== Work required ==
Reproduce every entry below precisely. Pictures are excluded from the copy.

Provided data start

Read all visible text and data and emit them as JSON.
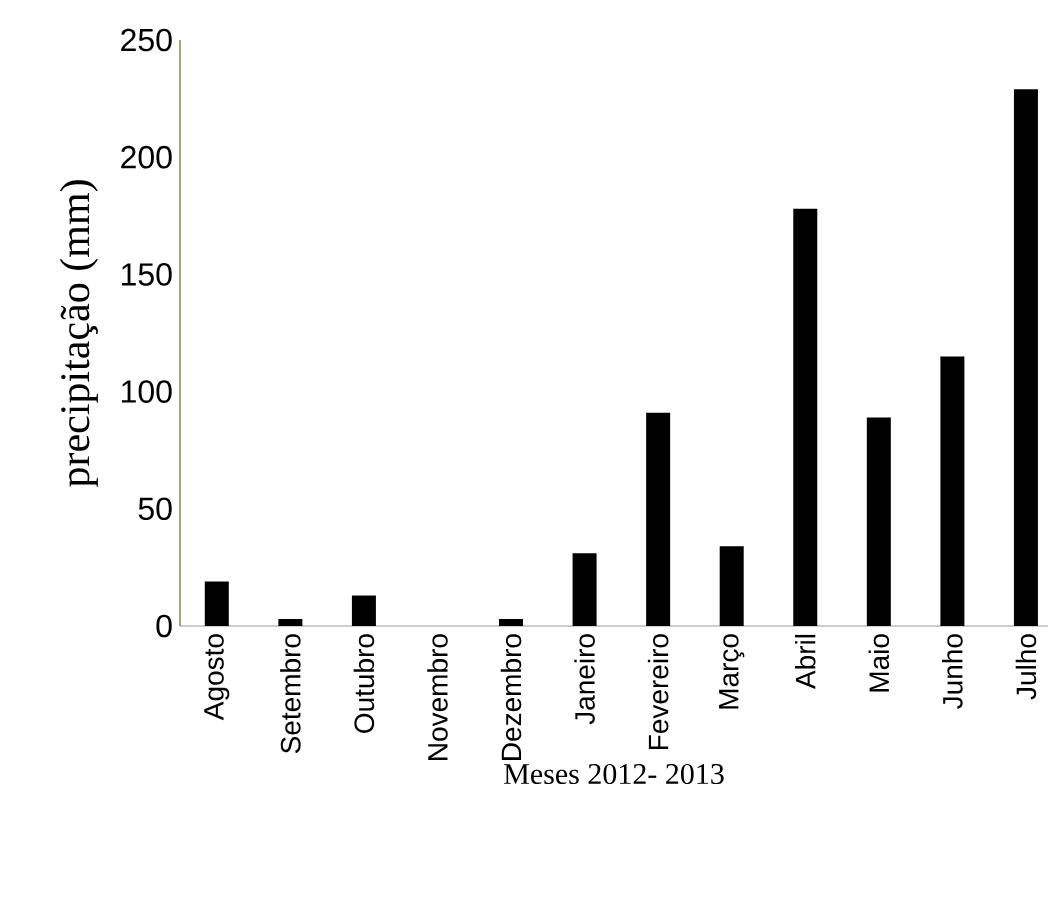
{
  "chart_data": {
    "type": "bar",
    "xlabel": "Meses 2012- 2013",
    "ylabel": "precipitação (mm)",
    "categories": [
      "Agosto",
      "Setembro",
      "Outubro",
      "Novembro",
      "Dezembro",
      "Janeiro",
      "Fevereiro",
      "Março",
      "Abril",
      "Maio",
      "Junho",
      "Julho"
    ],
    "values": [
      19,
      3,
      13,
      0,
      3,
      31,
      91,
      34,
      178,
      89,
      115,
      229
    ],
    "color": "#000000",
    "ylim": [
      0,
      250
    ],
    "yticks": [
      0,
      50,
      100,
      150,
      200,
      250
    ]
  }
}
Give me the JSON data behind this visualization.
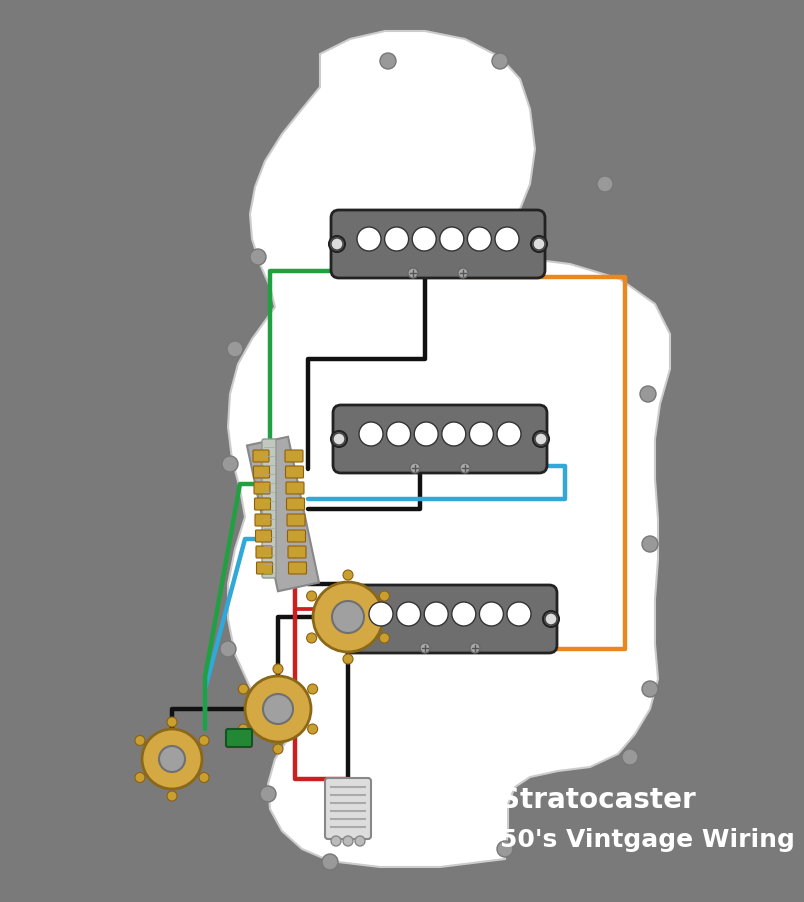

Provided data end

== Answer to this exercise ==
Read all visible text and data and emit them as JSON.
{
  "chart_data": {
    "type": "bar",
    "xlabel": "Meses 2012- 2013",
    "ylabel": "precipitação (mm)",
    "categories": [
      "Agosto",
      "Setembro",
      "Outubro",
      "Novembro",
      "Dezembro",
      "Janeiro",
      "Fevereiro",
      "Março",
      "Abril",
      "Maio",
      "Junho",
      "Julho"
    ],
    "values": [
      19,
      3,
      13,
      0,
      3,
      31,
      91,
      34,
      178,
      89,
      115,
      229
    ],
    "color": "#000000",
    "ylim": [
      0,
      250
    ],
    "yticks": [
      0,
      50,
      100,
      150,
      200,
      250
    ]
  }
}
Give me the JSON data behind this visualization.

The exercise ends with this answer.